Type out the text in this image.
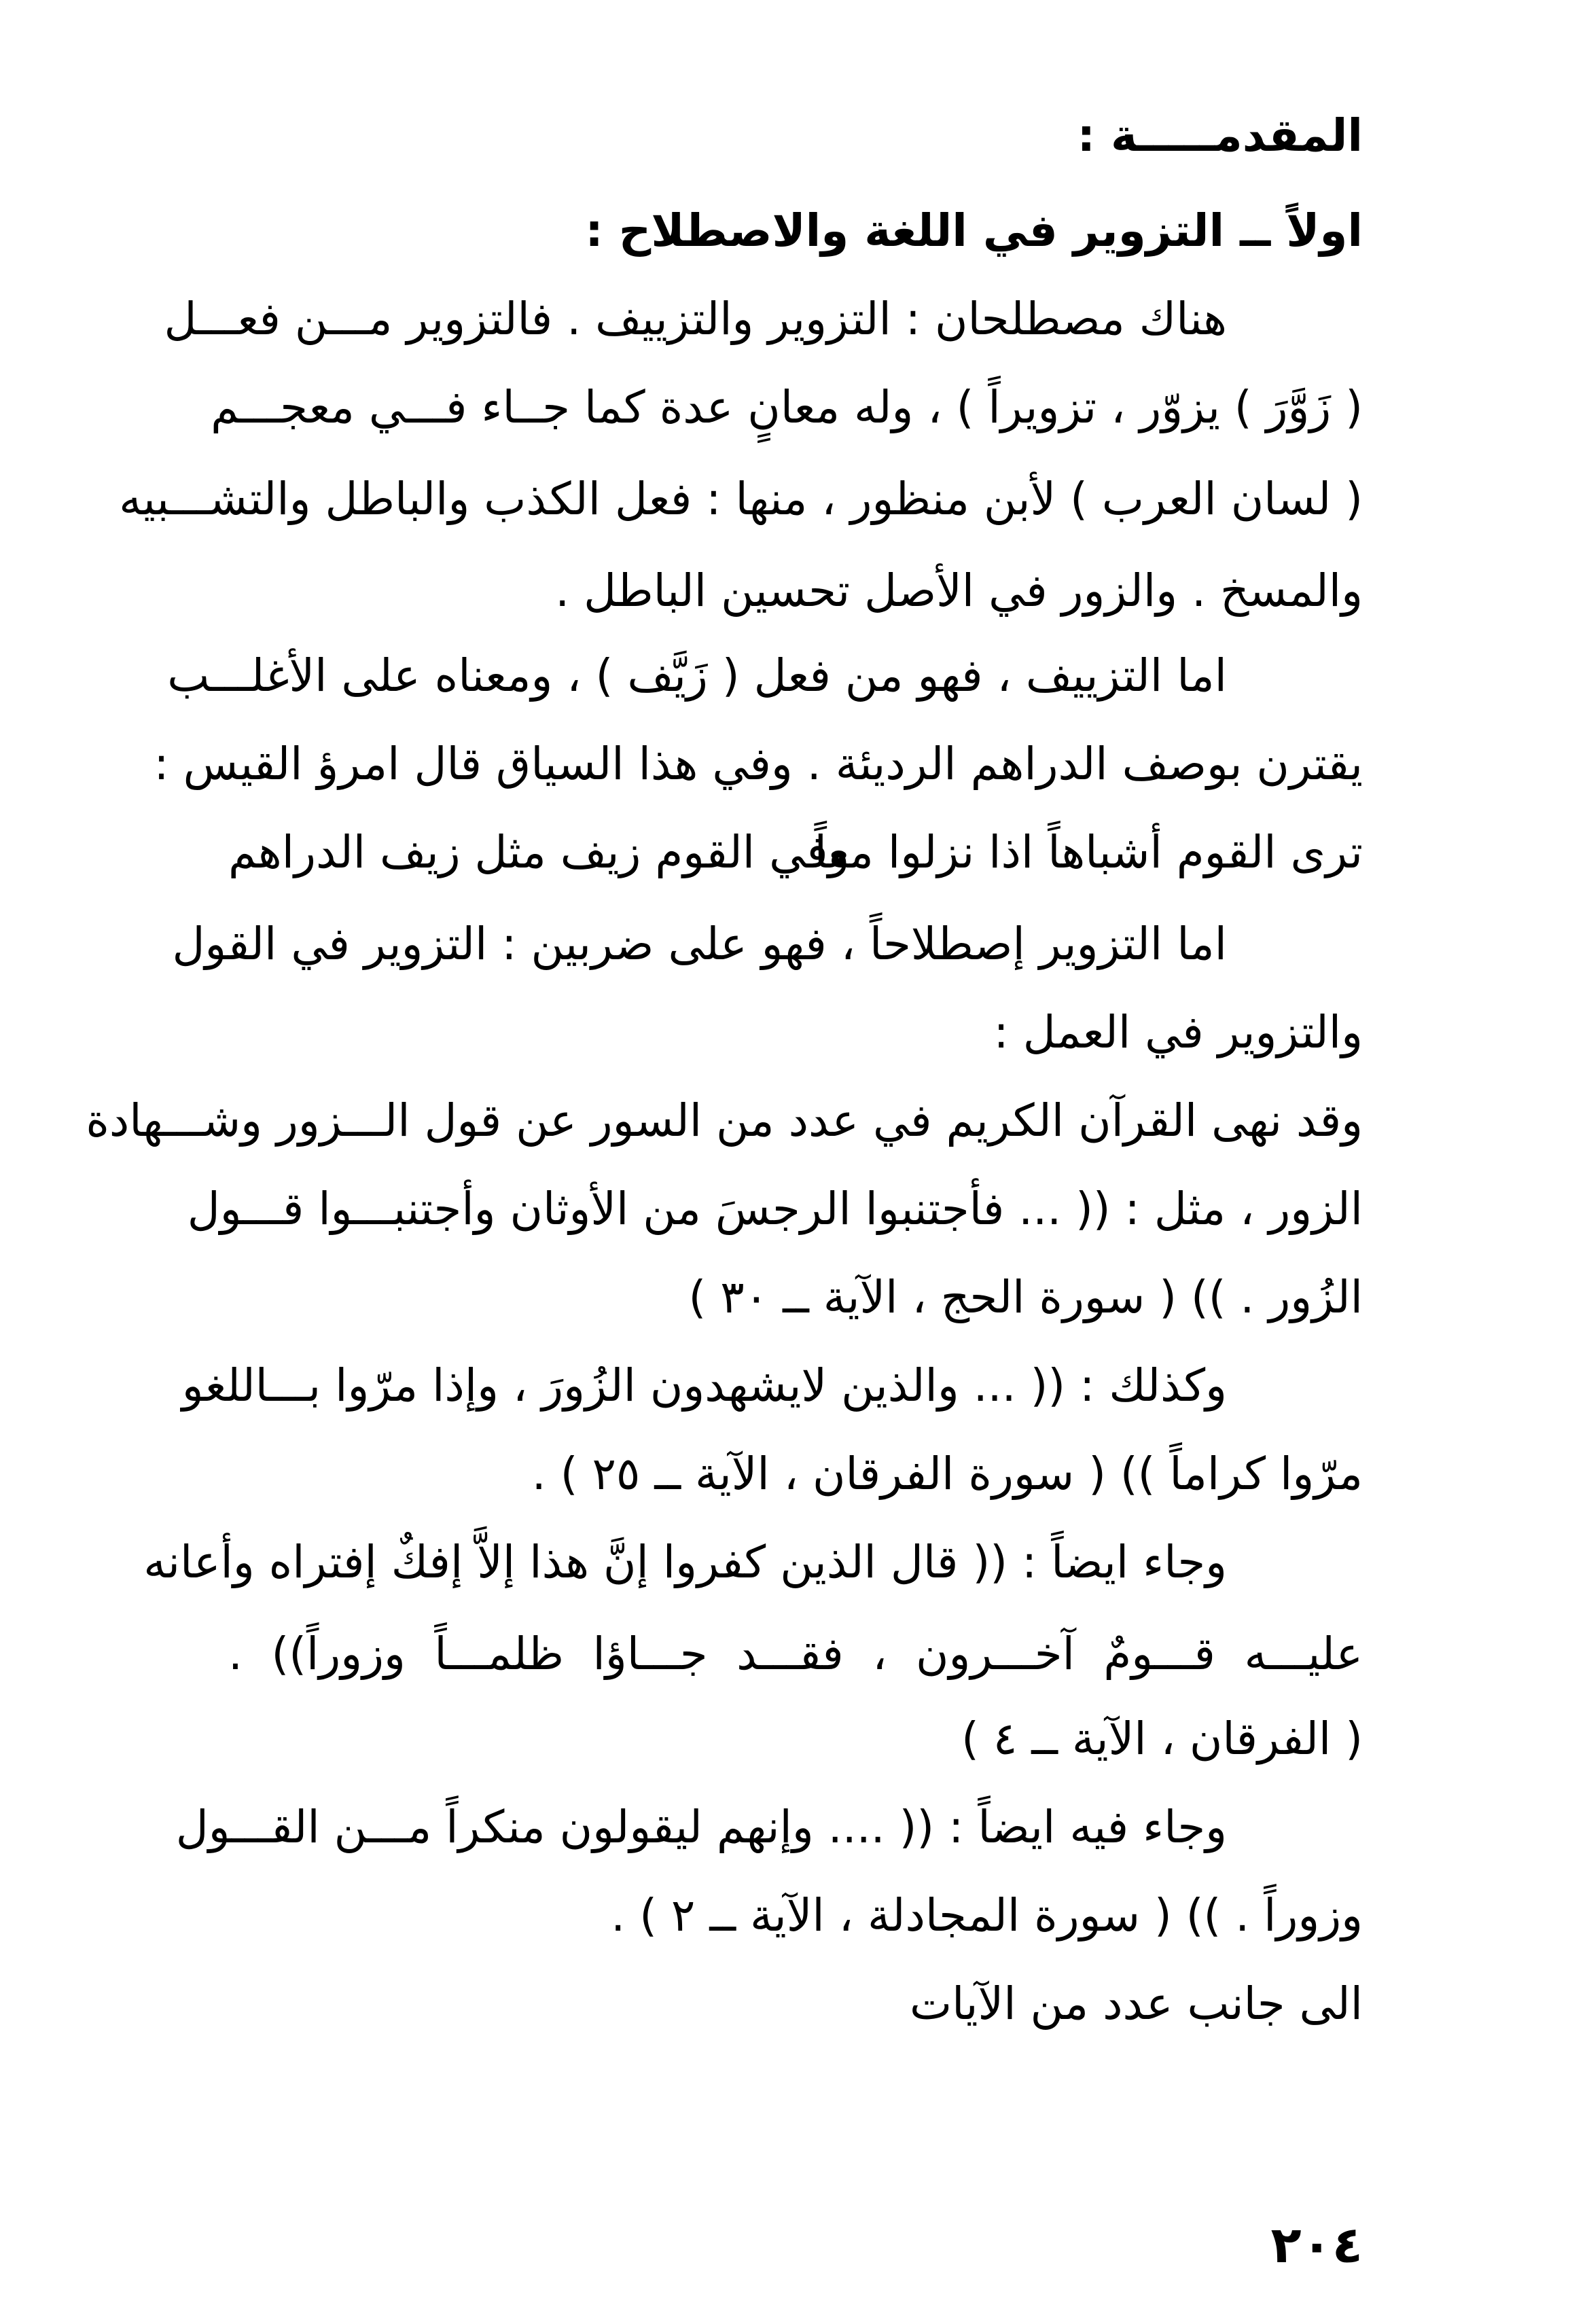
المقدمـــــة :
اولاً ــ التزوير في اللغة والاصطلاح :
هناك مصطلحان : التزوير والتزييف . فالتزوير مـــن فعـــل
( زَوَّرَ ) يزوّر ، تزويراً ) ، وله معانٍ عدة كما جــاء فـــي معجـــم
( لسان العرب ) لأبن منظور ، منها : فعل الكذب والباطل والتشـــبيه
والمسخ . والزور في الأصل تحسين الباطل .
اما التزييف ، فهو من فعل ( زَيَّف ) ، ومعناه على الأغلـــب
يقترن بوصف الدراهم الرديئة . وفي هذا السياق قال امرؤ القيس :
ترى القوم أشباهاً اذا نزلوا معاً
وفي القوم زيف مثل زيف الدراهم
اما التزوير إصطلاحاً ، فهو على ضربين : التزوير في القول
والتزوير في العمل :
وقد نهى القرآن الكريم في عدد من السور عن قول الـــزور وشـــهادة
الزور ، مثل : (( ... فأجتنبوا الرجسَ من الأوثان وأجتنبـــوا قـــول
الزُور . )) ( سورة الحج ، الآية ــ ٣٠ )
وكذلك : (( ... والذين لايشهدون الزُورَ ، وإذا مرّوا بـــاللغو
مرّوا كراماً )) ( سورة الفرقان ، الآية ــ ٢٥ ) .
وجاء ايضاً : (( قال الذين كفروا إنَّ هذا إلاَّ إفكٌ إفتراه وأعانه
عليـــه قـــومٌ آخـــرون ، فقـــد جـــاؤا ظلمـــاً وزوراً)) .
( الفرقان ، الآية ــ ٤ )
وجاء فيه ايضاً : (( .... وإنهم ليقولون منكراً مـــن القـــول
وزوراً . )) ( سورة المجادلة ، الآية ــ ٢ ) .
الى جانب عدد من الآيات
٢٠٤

------------------------------------

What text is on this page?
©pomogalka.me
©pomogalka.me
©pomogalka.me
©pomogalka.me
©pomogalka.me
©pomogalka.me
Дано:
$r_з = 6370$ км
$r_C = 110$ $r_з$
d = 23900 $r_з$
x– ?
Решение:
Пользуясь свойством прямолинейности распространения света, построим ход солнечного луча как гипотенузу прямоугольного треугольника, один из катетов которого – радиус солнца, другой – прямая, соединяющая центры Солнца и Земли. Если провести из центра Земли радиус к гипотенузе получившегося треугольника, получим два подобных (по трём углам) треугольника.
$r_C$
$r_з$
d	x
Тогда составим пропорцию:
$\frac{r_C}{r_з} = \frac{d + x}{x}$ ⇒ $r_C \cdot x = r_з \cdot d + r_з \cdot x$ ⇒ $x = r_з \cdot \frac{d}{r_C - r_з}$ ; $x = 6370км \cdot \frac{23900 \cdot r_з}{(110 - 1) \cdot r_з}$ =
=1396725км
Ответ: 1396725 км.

------------------------------------

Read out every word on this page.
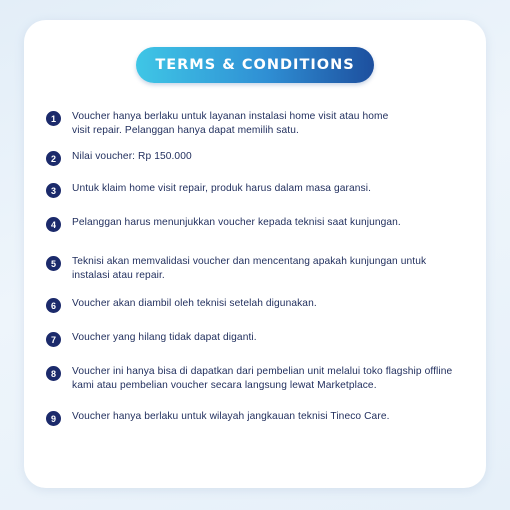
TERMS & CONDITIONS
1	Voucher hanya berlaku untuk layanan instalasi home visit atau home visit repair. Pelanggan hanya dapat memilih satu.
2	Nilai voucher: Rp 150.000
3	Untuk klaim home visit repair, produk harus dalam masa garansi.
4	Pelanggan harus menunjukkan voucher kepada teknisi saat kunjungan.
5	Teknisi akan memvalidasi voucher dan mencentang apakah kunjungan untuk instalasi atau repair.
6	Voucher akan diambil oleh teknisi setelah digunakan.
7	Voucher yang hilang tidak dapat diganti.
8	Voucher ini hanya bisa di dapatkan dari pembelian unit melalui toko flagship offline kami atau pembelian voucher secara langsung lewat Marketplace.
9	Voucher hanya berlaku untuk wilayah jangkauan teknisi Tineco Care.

------------------------------------

## Stated goal
Return a copy of every line that includes the word "kunjungan".

## Output below
4	Pelanggan harus menunjukkan voucher kepada teknisi saat kunjungan.
5	Teknisi akan memvalidasi voucher dan mencentang apakah kunjungan untuk instalasi atau repair.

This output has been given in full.